- Provided data
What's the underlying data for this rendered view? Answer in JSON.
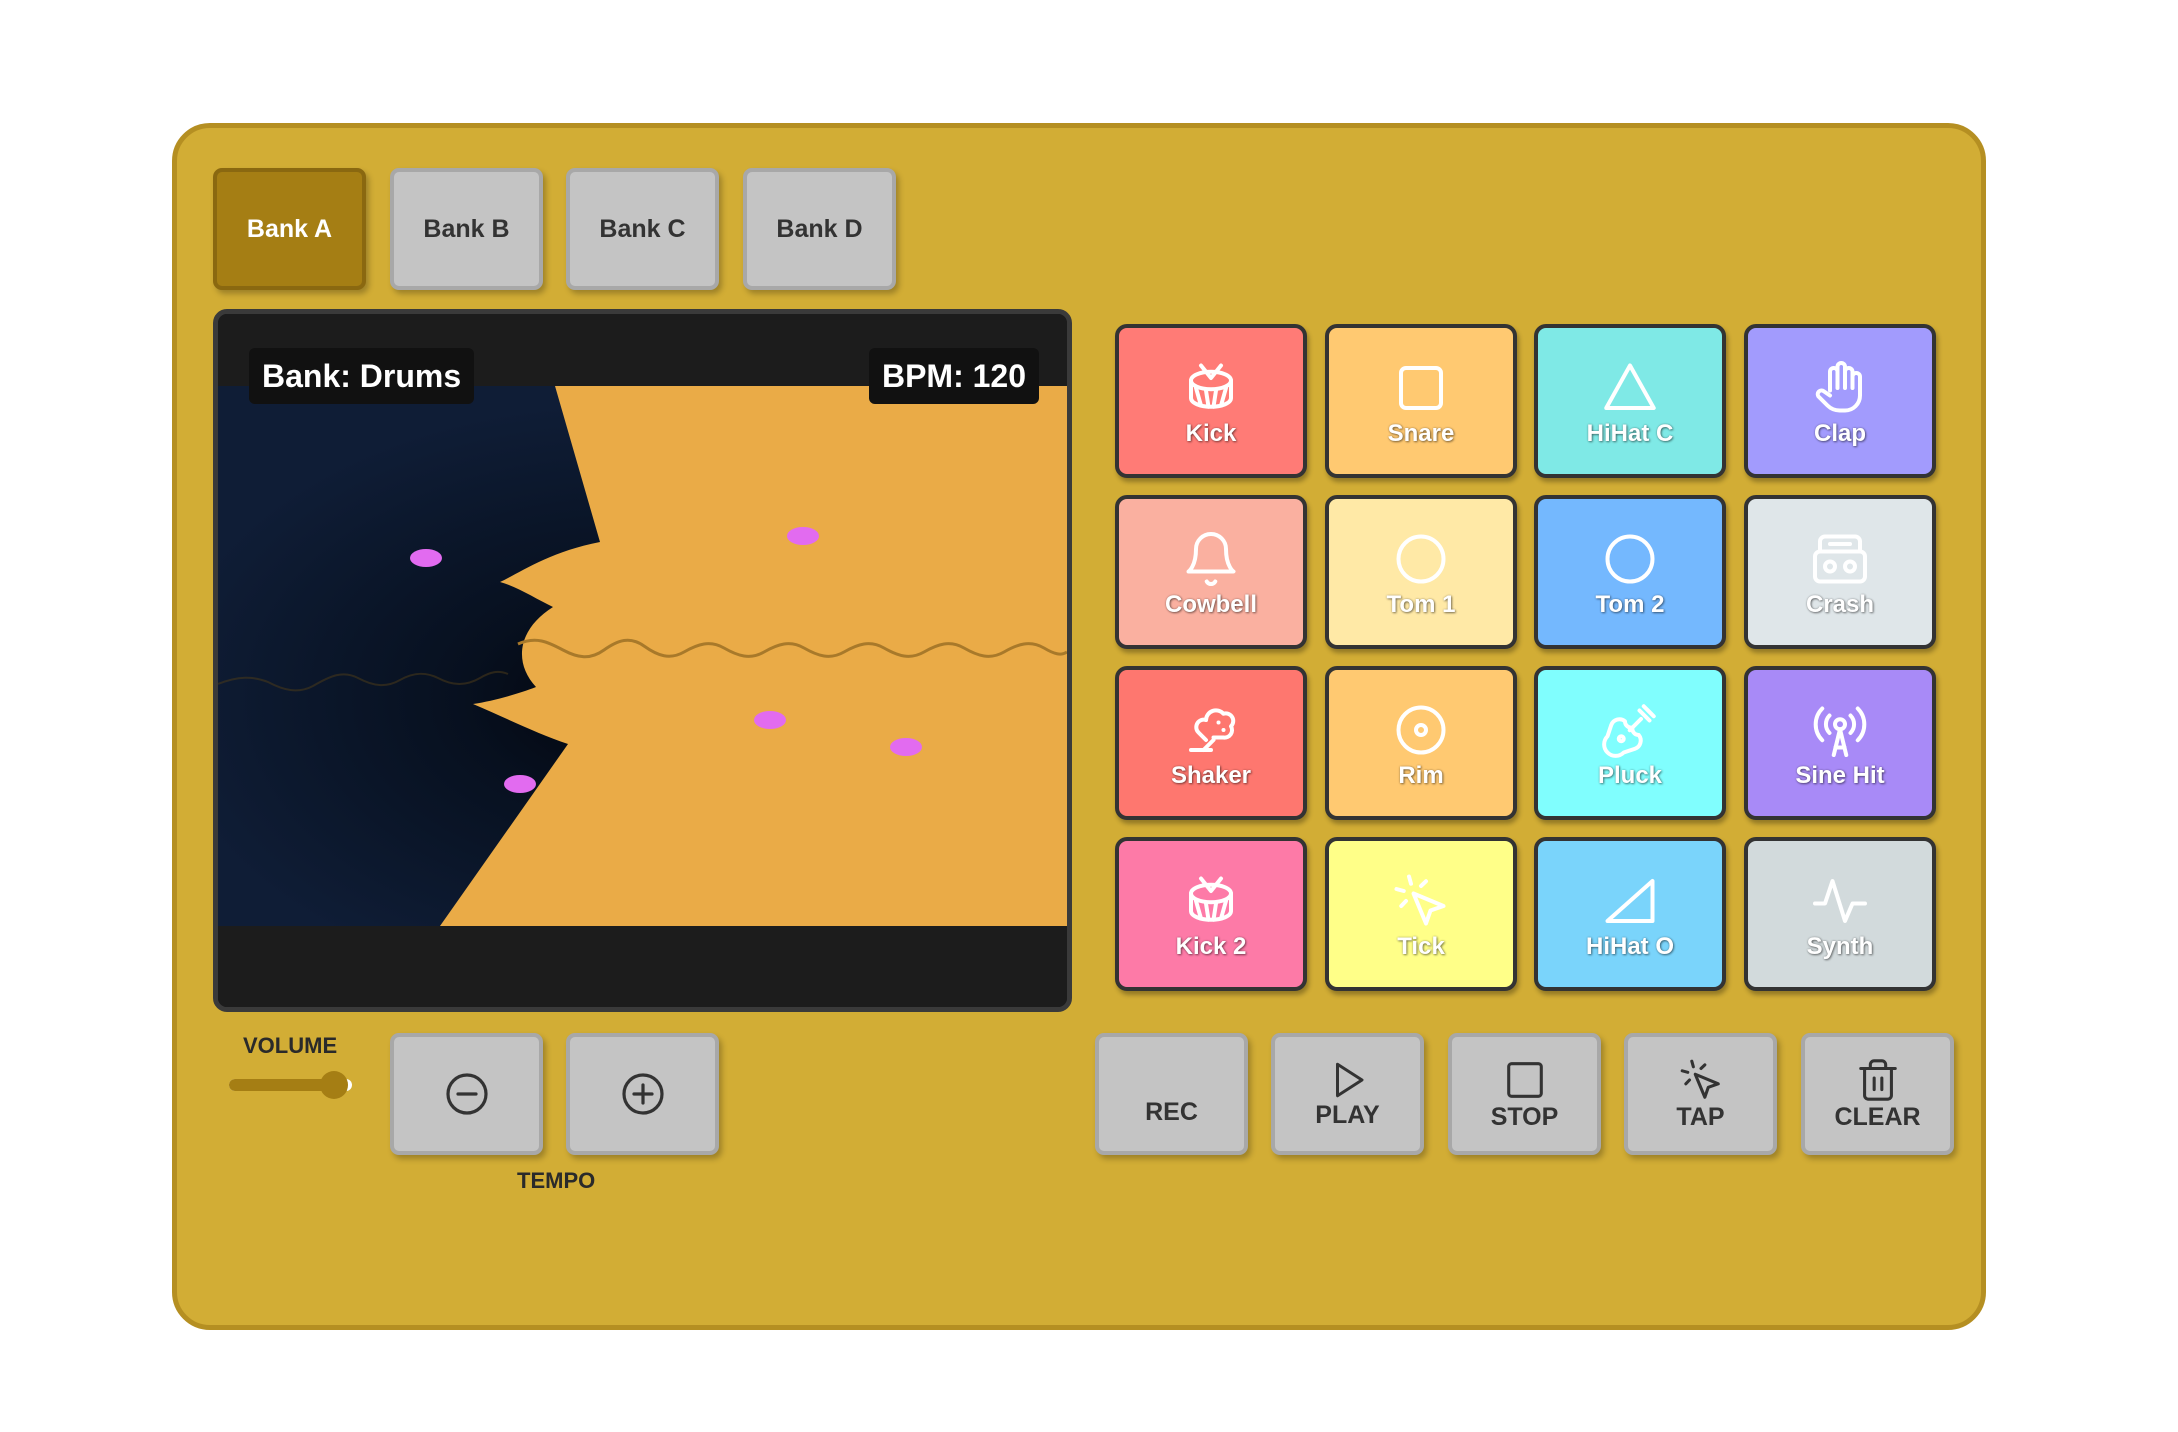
{
  "banks": [
    {
      "label": "Bank A",
      "active": true
    },
    {
      "label": "Bank B",
      "active": false
    },
    {
      "label": "Bank C",
      "active": false
    },
    {
      "label": "Bank D",
      "active": false
    }
  ],
  "display": {
    "bank_text": "Bank: Drums",
    "bpm_text": "BPM: 120"
  },
  "pads": [
    {
      "label": "Kick",
      "icon": "drum-icon",
      "color": "#ff7b76"
    },
    {
      "label": "Snare",
      "icon": "square-icon",
      "color": "#ffc971"
    },
    {
      "label": "HiHat C",
      "icon": "triangle-icon",
      "color": "#7fe9e6"
    },
    {
      "label": "Clap",
      "icon": "hand-icon",
      "color": "#a29bfd"
    },
    {
      "label": "Cowbell",
      "icon": "bell-icon",
      "color": "#fab0a0"
    },
    {
      "label": "Tom 1",
      "icon": "circle-icon",
      "color": "#ffe9a6"
    },
    {
      "label": "Tom 2",
      "icon": "circle-icon",
      "color": "#74b8fe"
    },
    {
      "label": "Crash",
      "icon": "boombox-icon",
      "color": "#dfe6e9"
    },
    {
      "label": "Shaker",
      "icon": "shaker-icon",
      "color": "#fe776f"
    },
    {
      "label": "Rim",
      "icon": "disc-icon",
      "color": "#ffc971"
    },
    {
      "label": "Pluck",
      "icon": "guitar-icon",
      "color": "#80fefe"
    },
    {
      "label": "Sine Hit",
      "icon": "broadcast-icon",
      "color": "#a88af7"
    },
    {
      "label": "Kick 2",
      "icon": "drum-icon",
      "color": "#fd7aa7"
    },
    {
      "label": "Tick",
      "icon": "cursor-click-icon",
      "color": "#ffff88"
    },
    {
      "label": "HiHat O",
      "icon": "ramp-icon",
      "color": "#7ad4fb"
    },
    {
      "label": "Synth",
      "icon": "pulse-icon",
      "color": "#d2dadc"
    }
  ],
  "volume": {
    "label": "VOLUME",
    "level": 0.85
  },
  "tempo": {
    "label": "TEMPO",
    "decrease_icon": "minus-circle-icon",
    "increase_icon": "plus-circle-icon"
  },
  "transport": [
    {
      "label": "REC",
      "icon": ""
    },
    {
      "label": "PLAY",
      "icon": "play-icon"
    },
    {
      "label": "STOP",
      "icon": "stop-icon"
    },
    {
      "label": "TAP",
      "icon": "cursor-click-icon"
    },
    {
      "label": "CLEAR",
      "icon": "trash-icon"
    }
  ]
}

- Task goal
Search the lines for the word "cursor" and report how many contain it, by number only.

- Exercise solution
2